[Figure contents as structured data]

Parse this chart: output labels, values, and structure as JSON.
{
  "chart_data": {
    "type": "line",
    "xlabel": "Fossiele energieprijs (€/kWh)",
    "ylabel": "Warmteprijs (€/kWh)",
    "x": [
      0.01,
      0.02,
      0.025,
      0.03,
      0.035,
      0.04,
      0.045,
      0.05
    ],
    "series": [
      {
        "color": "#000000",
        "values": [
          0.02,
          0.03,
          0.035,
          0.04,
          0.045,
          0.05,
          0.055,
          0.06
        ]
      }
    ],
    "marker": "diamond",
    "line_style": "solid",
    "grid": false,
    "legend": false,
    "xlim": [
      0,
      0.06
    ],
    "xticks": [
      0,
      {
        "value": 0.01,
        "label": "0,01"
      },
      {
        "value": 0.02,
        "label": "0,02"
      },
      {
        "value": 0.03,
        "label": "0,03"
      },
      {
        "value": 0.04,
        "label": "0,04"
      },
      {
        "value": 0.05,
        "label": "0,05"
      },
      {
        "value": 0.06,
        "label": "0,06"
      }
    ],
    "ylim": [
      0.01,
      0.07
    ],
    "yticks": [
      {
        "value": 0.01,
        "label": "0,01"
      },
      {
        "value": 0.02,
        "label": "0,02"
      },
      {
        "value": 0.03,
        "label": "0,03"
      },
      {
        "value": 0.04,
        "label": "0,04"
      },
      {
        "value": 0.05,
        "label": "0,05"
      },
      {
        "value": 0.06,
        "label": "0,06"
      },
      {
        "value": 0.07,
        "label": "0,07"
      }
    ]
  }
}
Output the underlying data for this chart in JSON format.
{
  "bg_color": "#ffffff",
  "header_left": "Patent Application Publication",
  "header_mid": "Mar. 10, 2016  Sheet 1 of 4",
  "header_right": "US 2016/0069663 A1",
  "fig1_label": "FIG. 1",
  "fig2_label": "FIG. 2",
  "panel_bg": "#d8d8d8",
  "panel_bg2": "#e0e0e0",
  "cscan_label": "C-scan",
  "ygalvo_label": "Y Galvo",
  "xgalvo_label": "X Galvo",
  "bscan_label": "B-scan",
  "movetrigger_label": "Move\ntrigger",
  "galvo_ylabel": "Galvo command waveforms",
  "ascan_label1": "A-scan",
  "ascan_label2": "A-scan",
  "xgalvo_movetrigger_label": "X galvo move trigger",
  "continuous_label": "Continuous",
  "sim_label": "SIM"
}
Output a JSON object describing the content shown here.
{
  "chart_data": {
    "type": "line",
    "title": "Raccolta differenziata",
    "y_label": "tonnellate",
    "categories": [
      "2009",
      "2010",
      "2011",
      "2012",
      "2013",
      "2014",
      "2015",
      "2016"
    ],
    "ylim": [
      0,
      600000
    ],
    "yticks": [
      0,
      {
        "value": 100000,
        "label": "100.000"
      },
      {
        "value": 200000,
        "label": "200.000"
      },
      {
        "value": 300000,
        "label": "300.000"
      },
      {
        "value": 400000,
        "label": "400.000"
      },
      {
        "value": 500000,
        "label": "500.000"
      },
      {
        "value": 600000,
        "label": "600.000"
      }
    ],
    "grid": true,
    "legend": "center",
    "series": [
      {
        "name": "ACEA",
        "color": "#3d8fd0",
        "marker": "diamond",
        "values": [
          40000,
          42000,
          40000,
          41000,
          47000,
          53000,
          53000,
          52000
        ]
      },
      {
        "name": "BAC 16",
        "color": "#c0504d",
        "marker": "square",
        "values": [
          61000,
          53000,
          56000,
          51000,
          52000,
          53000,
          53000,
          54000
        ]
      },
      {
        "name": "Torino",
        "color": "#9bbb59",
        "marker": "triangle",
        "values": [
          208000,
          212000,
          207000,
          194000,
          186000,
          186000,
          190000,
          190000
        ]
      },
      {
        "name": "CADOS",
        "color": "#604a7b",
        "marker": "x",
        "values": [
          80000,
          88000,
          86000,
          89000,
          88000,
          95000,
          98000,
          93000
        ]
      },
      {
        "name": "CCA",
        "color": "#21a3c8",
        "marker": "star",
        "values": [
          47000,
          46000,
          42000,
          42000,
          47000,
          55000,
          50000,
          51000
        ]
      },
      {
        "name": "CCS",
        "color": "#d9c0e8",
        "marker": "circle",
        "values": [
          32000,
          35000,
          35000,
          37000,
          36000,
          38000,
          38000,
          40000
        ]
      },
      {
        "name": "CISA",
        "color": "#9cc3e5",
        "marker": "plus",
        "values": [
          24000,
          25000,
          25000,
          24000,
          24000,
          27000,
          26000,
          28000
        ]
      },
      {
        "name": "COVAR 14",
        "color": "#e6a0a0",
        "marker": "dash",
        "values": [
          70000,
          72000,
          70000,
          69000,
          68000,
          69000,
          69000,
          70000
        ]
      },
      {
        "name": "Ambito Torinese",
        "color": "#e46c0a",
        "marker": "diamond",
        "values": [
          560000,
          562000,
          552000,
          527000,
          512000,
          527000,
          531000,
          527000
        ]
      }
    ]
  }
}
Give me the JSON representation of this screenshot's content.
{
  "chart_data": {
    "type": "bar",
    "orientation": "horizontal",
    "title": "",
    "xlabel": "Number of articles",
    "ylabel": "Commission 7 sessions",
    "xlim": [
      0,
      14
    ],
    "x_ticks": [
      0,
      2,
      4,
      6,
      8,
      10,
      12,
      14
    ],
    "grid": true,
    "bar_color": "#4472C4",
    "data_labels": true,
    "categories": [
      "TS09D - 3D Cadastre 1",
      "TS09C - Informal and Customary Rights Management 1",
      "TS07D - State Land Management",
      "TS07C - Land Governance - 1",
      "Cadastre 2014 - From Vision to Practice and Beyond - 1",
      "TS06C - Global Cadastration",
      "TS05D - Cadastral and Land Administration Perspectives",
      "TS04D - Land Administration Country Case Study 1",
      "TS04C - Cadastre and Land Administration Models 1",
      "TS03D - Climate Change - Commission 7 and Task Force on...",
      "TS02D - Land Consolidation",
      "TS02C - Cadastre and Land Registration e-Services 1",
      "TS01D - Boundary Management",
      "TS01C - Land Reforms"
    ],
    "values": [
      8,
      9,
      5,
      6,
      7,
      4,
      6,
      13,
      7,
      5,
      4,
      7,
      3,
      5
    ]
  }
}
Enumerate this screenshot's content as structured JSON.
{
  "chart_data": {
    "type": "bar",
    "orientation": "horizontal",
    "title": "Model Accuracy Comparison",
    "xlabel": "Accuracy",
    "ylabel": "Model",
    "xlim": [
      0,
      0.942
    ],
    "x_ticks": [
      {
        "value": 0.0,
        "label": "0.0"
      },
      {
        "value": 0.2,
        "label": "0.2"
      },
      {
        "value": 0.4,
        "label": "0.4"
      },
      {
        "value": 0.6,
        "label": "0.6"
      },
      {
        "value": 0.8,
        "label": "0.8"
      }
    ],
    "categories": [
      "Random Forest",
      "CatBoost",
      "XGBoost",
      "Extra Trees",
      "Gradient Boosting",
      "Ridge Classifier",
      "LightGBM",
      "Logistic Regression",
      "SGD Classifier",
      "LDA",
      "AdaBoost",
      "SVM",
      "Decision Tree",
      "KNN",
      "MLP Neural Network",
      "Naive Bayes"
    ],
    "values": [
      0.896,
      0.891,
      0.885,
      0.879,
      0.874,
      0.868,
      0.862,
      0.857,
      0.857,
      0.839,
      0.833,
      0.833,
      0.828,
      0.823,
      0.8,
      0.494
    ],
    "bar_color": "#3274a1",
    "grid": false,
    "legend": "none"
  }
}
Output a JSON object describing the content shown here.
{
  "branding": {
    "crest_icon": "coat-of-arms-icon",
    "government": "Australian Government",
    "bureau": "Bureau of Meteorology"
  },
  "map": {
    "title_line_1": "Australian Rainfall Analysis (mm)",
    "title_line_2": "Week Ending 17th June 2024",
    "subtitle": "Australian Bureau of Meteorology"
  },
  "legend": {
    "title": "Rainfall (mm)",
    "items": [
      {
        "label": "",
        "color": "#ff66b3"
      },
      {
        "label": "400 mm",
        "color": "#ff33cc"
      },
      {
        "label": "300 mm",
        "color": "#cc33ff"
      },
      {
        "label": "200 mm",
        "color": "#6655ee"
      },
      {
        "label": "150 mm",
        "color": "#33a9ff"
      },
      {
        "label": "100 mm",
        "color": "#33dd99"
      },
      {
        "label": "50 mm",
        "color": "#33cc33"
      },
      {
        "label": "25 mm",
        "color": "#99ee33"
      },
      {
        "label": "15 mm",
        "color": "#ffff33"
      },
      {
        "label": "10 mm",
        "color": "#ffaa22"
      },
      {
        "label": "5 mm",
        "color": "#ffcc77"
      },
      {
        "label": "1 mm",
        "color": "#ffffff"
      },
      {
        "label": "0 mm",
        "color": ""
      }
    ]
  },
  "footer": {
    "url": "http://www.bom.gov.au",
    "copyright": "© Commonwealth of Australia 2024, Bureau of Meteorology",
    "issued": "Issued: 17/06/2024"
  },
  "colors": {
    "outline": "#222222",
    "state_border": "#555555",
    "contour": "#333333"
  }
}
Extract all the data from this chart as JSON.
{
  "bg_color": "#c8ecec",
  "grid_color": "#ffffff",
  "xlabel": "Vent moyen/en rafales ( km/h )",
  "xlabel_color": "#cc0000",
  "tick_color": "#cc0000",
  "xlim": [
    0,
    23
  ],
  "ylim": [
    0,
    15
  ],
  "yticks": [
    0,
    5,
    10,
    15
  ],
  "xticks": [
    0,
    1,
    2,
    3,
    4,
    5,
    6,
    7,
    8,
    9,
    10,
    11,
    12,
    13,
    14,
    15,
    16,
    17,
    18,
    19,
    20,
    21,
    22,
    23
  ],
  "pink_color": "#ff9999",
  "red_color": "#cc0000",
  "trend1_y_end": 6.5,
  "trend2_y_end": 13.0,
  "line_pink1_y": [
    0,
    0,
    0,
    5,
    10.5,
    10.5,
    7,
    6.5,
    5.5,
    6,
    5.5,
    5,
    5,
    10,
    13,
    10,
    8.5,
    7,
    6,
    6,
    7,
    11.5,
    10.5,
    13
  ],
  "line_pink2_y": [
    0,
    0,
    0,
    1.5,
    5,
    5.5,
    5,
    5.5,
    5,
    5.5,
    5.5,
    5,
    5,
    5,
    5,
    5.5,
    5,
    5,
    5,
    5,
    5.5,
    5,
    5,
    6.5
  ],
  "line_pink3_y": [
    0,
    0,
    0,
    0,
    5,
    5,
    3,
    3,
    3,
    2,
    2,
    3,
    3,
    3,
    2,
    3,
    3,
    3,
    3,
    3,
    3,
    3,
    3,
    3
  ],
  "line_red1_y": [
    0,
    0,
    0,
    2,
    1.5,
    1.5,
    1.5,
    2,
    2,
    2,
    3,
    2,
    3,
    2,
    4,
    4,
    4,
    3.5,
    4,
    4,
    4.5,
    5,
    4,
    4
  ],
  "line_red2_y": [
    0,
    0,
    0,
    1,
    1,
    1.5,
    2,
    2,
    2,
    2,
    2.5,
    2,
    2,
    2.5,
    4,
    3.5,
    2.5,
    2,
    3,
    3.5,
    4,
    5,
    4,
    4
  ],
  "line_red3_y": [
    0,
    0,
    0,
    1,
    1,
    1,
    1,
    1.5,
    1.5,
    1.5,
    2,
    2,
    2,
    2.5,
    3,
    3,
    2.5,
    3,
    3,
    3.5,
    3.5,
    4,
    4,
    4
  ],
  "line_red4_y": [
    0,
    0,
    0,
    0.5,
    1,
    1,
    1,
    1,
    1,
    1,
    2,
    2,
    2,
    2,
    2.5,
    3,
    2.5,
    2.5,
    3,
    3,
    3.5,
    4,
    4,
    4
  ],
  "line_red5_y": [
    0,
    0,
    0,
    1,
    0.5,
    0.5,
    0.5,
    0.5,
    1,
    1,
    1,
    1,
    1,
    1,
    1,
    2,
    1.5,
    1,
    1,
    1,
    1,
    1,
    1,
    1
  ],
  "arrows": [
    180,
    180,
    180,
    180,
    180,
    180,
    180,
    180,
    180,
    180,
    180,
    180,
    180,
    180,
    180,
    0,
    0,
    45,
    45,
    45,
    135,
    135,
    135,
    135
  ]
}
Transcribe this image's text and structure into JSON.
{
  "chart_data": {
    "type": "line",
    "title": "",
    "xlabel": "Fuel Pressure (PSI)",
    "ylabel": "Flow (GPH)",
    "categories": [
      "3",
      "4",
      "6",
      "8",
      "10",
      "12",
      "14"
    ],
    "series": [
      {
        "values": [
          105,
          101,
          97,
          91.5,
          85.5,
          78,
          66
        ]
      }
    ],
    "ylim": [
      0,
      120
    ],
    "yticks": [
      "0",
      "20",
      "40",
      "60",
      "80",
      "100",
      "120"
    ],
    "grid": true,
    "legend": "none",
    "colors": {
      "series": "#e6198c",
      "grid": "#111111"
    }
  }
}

◆ **WHAT THIS TASK INVOLVES**: Your task is to gather every line with the word "legend" and copy it.

◆ **OUTPUT FOR THIS TASK**:
    "legend": false,
    "legend": "center",
    "legend": "none"
  "legend": {
    "legend": "none",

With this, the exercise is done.